__EXERCISE INPUT__
☆ ☆ ☆
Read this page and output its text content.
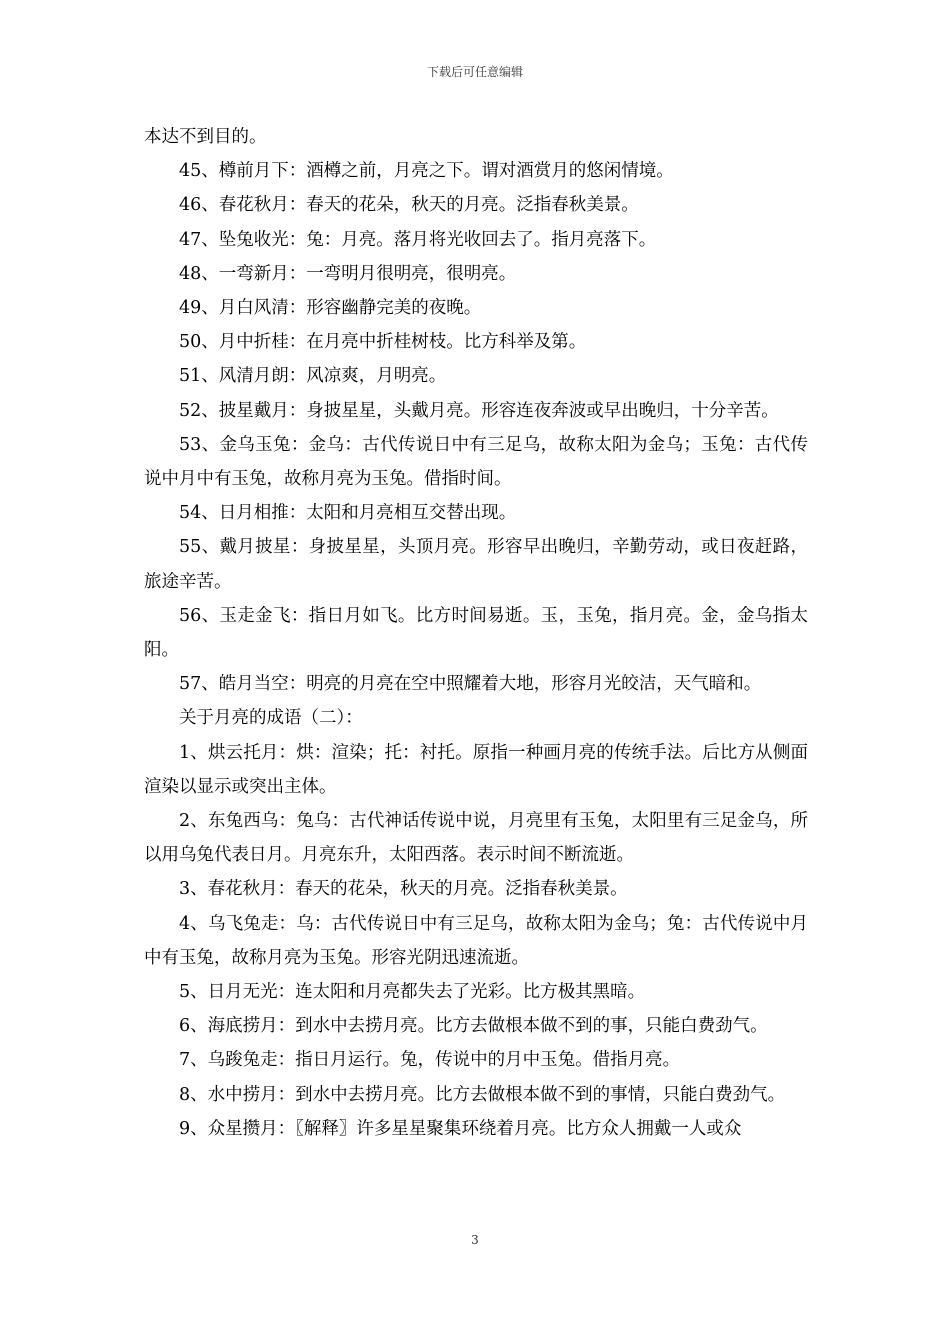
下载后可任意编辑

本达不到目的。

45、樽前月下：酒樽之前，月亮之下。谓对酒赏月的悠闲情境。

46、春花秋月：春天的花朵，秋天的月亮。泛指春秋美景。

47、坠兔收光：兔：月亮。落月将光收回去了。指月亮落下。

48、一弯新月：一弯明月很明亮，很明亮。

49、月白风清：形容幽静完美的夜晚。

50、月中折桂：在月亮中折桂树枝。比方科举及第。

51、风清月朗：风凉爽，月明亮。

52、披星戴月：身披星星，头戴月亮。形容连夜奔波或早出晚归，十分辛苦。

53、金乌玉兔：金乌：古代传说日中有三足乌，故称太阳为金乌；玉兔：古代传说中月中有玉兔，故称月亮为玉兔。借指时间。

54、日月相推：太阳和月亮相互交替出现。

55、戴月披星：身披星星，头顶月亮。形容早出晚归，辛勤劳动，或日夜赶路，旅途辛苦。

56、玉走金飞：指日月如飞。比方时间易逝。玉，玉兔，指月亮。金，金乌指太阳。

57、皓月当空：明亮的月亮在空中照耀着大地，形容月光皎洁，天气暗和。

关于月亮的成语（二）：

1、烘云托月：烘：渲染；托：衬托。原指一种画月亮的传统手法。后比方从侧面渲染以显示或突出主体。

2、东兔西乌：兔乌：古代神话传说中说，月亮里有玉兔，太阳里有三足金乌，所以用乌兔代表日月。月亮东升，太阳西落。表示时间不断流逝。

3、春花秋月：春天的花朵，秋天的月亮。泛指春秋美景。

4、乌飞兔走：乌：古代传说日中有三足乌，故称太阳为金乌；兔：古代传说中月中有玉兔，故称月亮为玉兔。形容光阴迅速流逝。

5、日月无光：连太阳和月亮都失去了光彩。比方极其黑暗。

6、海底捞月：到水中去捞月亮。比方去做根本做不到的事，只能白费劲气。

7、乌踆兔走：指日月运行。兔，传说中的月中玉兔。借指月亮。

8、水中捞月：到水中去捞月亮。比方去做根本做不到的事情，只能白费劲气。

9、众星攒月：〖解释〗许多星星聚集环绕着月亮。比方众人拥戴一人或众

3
☆ ☆ ☆
__GOAL__
Omitting all images, print the listing exactly.

__SOLUTION__
Read this page and output its text content.
下载后可任意编辑

本达不到目的。

45、樽前月下：酒樽之前，月亮之下。谓对酒赏月的悠闲情境。

46、春花秋月：春天的花朵，秋天的月亮。泛指春秋美景。

47、坠兔收光：兔：月亮。落月将光收回去了。指月亮落下。

48、一弯新月：一弯明月很明亮，很明亮。

49、月白风清：形容幽静完美的夜晚。

50、月中折桂：在月亮中折桂树枝。比方科举及第。

51、风清月朗：风凉爽，月明亮。

52、披星戴月：身披星星，头戴月亮。形容连夜奔波或早出晚归，十分辛苦。

53、金乌玉兔：金乌：古代传说日中有三足乌，故称太阳为金乌；玉兔：古代传说中月中有玉兔，故称月亮为玉兔。借指时间。

54、日月相推：太阳和月亮相互交替出现。

55、戴月披星：身披星星，头顶月亮。形容早出晚归，辛勤劳动，或日夜赶路，旅途辛苦。

56、玉走金飞：指日月如飞。比方时间易逝。玉，玉兔，指月亮。金，金乌指太阳。

57、皓月当空：明亮的月亮在空中照耀着大地，形容月光皎洁，天气暗和。

关于月亮的成语（二）：

1、烘云托月：烘：渲染；托：衬托。原指一种画月亮的传统手法。后比方从侧面渲染以显示或突出主体。

2、东兔西乌：兔乌：古代神话传说中说，月亮里有玉兔，太阳里有三足金乌，所以用乌兔代表日月。月亮东升，太阳西落。表示时间不断流逝。

3、春花秋月：春天的花朵，秋天的月亮。泛指春秋美景。

4、乌飞兔走：乌：古代传说日中有三足乌，故称太阳为金乌；兔：古代传说中月中有玉兔，故称月亮为玉兔。形容光阴迅速流逝。

5、日月无光：连太阳和月亮都失去了光彩。比方极其黑暗。

6、海底捞月：到水中去捞月亮。比方去做根本做不到的事，只能白费劲气。

7、乌踆兔走：指日月运行。兔，传说中的月中玉兔。借指月亮。

8、水中捞月：到水中去捞月亮。比方去做根本做不到的事情，只能白费劲气。

9、众星攒月：〖解释〗许多星星聚集环绕着月亮。比方众人拥戴一人或众

3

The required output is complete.